Work instructions. Pictures don't belong in the copy; print all the records exactly.

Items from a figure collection
◆ ◆ ◆ ◆ ◆ ◆ ◆

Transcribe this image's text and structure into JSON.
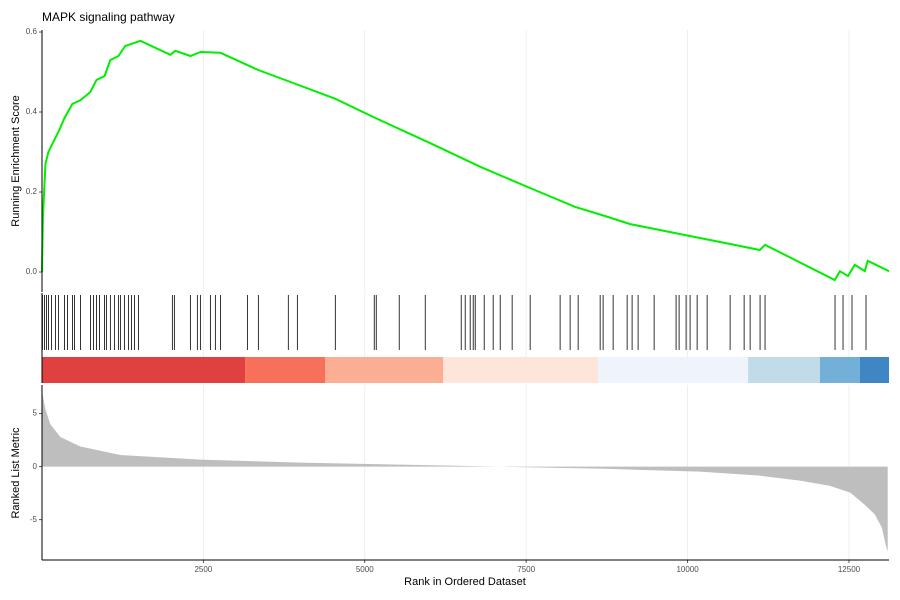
{
  "chart_data": [
    {
      "type": "line",
      "title": "MAPK signaling pathway",
      "y_label": "Running Enrichment Score",
      "color": "#00ee00",
      "x": [
        1,
        15,
        54,
        100,
        160,
        255,
        350,
        470,
        600,
        750,
        845,
        970,
        1060,
        1185,
        1290,
        1525,
        1990,
        2065,
        2300,
        2455,
        2765,
        3350,
        3850,
        4545,
        5165,
        6015,
        6790,
        7560,
        8255,
        8720,
        9105,
        9570,
        10035,
        10660,
        11120,
        11200,
        12280,
        12360,
        12485,
        12590,
        12745,
        12790,
        13120
      ],
      "values": [
        0,
        0.135,
        0.27,
        0.3,
        0.32,
        0.35,
        0.385,
        0.42,
        0.43,
        0.45,
        0.48,
        0.49,
        0.53,
        0.54,
        0.565,
        0.578,
        0.543,
        0.553,
        0.54,
        0.55,
        0.548,
        0.505,
        0.475,
        0.433,
        0.385,
        0.322,
        0.263,
        0.21,
        0.163,
        0.14,
        0.12,
        0.105,
        0.09,
        0.07,
        0.055,
        0.068,
        -0.02,
        0.002,
        -0.01,
        0.018,
        0.002,
        0.028,
        0.002
      ],
      "xlim": [
        1,
        13120
      ],
      "ylim": [
        -0.05,
        0.605
      ],
      "yticks": [
        {
          "value": 0,
          "label": "0.0"
        },
        {
          "value": 0.2,
          "label": "0.2"
        },
        {
          "value": 0.4,
          "label": "0.4"
        },
        {
          "value": 0.6,
          "label": "0.6"
        }
      ],
      "grid": true
    },
    {
      "type": "rug",
      "xlim": [
        1,
        13120
      ],
      "x": [
        8,
        39,
        70,
        101,
        147,
        209,
        255,
        348,
        395,
        472,
        503,
        596,
        751,
        797,
        844,
        890,
        968,
        998,
        1060,
        1122,
        1184,
        1215,
        1277,
        1339,
        1386,
        1432,
        1494,
        2020,
        2051,
        2299,
        2407,
        2454,
        2609,
        2686,
        2764,
        3182,
        3352,
        3816,
        3956,
        4544,
        5147,
        5178,
        5534,
        5937,
        6494,
        6556,
        6633,
        6680,
        6711,
        6850,
        6989,
        7098,
        7283,
        7562,
        8026,
        8181,
        8305,
        8646,
        8692,
        8847,
        9064,
        9141,
        9234,
        9482,
        9822,
        9869,
        9977,
        10039,
        10148,
        10303,
        10659,
        10876,
        10969,
        11123,
        11200,
        12284,
        12408,
        12547,
        12764
      ],
      "bands": [
        {
          "start": 1,
          "end": 3150,
          "color": "#e04040"
        },
        {
          "start": 3150,
          "end": 4389,
          "color": "#f6705a"
        },
        {
          "start": 4389,
          "end": 6216,
          "color": "#fcae94"
        },
        {
          "start": 6216,
          "end": 8615,
          "color": "#fee5d9"
        },
        {
          "start": 8615,
          "end": 10937,
          "color": "#eef3fc"
        },
        {
          "start": 10937,
          "end": 12051,
          "color": "#c2dbe9"
        },
        {
          "start": 12051,
          "end": 12670,
          "color": "#72b0d8"
        },
        {
          "start": 12670,
          "end": 13120,
          "color": "#3e87c4"
        }
      ]
    },
    {
      "type": "area",
      "x_label": "Rank in Ordered Dataset",
      "y_label": "Ranked List Metric",
      "color": "#bebebe",
      "x": [
        1,
        54,
        130,
        285,
        595,
        1215,
        2455,
        4000,
        5550,
        7100,
        8640,
        10190,
        11120,
        11740,
        12200,
        12520,
        12745,
        12900,
        13010,
        13070,
        13100
      ],
      "values": [
        7.1,
        5.4,
        4.0,
        2.8,
        1.9,
        1.1,
        0.66,
        0.38,
        0.19,
        0,
        -0.19,
        -0.47,
        -0.85,
        -1.32,
        -1.8,
        -2.45,
        -3.6,
        -4.5,
        -5.75,
        -7.4,
        -8.0
      ],
      "xlim": [
        1,
        13120
      ],
      "ylim": [
        -8.8,
        7.7
      ],
      "yticks": [
        -5,
        0,
        5
      ],
      "xticks": [
        2500,
        5000,
        7500,
        10000,
        12500
      ],
      "grid": true
    }
  ]
}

◆ ◆ ◆ ◆ ◆ ◆ ◆

Finished answer.
Transcribe this image's text and structure into JSON.
{
  "chart_data": [
    {
      "type": "line",
      "title": "MAPK signaling pathway",
      "y_label": "Running Enrichment Score",
      "color": "#00ee00",
      "x": [
        1,
        15,
        54,
        100,
        160,
        255,
        350,
        470,
        600,
        750,
        845,
        970,
        1060,
        1185,
        1290,
        1525,
        1990,
        2065,
        2300,
        2455,
        2765,
        3350,
        3850,
        4545,
        5165,
        6015,
        6790,
        7560,
        8255,
        8720,
        9105,
        9570,
        10035,
        10660,
        11120,
        11200,
        12280,
        12360,
        12485,
        12590,
        12745,
        12790,
        13120
      ],
      "values": [
        0,
        0.135,
        0.27,
        0.3,
        0.32,
        0.35,
        0.385,
        0.42,
        0.43,
        0.45,
        0.48,
        0.49,
        0.53,
        0.54,
        0.565,
        0.578,
        0.543,
        0.553,
        0.54,
        0.55,
        0.548,
        0.505,
        0.475,
        0.433,
        0.385,
        0.322,
        0.263,
        0.21,
        0.163,
        0.14,
        0.12,
        0.105,
        0.09,
        0.07,
        0.055,
        0.068,
        -0.02,
        0.002,
        -0.01,
        0.018,
        0.002,
        0.028,
        0.002
      ],
      "xlim": [
        1,
        13120
      ],
      "ylim": [
        -0.05,
        0.605
      ],
      "yticks": [
        {
          "value": 0,
          "label": "0.0"
        },
        {
          "value": 0.2,
          "label": "0.2"
        },
        {
          "value": 0.4,
          "label": "0.4"
        },
        {
          "value": 0.6,
          "label": "0.6"
        }
      ],
      "grid": true
    },
    {
      "type": "rug",
      "xlim": [
        1,
        13120
      ],
      "x": [
        8,
        39,
        70,
        101,
        147,
        209,
        255,
        348,
        395,
        472,
        503,
        596,
        751,
        797,
        844,
        890,
        968,
        998,
        1060,
        1122,
        1184,
        1215,
        1277,
        1339,
        1386,
        1432,
        1494,
        2020,
        2051,
        2299,
        2407,
        2454,
        2609,
        2686,
        2764,
        3182,
        3352,
        3816,
        3956,
        4544,
        5147,
        5178,
        5534,
        5937,
        6494,
        6556,
        6633,
        6680,
        6711,
        6850,
        6989,
        7098,
        7283,
        7562,
        8026,
        8181,
        8305,
        8646,
        8692,
        8847,
        9064,
        9141,
        9234,
        9482,
        9822,
        9869,
        9977,
        10039,
        10148,
        10303,
        10659,
        10876,
        10969,
        11123,
        11200,
        12284,
        12408,
        12547,
        12764
      ],
      "bands": [
        {
          "start": 1,
          "end": 3150,
          "color": "#e04040"
        },
        {
          "start": 3150,
          "end": 4389,
          "color": "#f6705a"
        },
        {
          "start": 4389,
          "end": 6216,
          "color": "#fcae94"
        },
        {
          "start": 6216,
          "end": 8615,
          "color": "#fee5d9"
        },
        {
          "start": 8615,
          "end": 10937,
          "color": "#eef3fc"
        },
        {
          "start": 10937,
          "end": 12051,
          "color": "#c2dbe9"
        },
        {
          "start": 12051,
          "end": 12670,
          "color": "#72b0d8"
        },
        {
          "start": 12670,
          "end": 13120,
          "color": "#3e87c4"
        }
      ]
    },
    {
      "type": "area",
      "x_label": "Rank in Ordered Dataset",
      "y_label": "Ranked List Metric",
      "color": "#bebebe",
      "x": [
        1,
        54,
        130,
        285,
        595,
        1215,
        2455,
        4000,
        5550,
        7100,
        8640,
        10190,
        11120,
        11740,
        12200,
        12520,
        12745,
        12900,
        13010,
        13070,
        13100
      ],
      "values": [
        7.1,
        5.4,
        4.0,
        2.8,
        1.9,
        1.1,
        0.66,
        0.38,
        0.19,
        0,
        -0.19,
        -0.47,
        -0.85,
        -1.32,
        -1.8,
        -2.45,
        -3.6,
        -4.5,
        -5.75,
        -7.4,
        -8.0
      ],
      "xlim": [
        1,
        13120
      ],
      "ylim": [
        -8.8,
        7.7
      ],
      "yticks": [
        -5,
        0,
        5
      ],
      "xticks": [
        2500,
        5000,
        7500,
        10000,
        12500
      ],
      "grid": true
    }
  ]
}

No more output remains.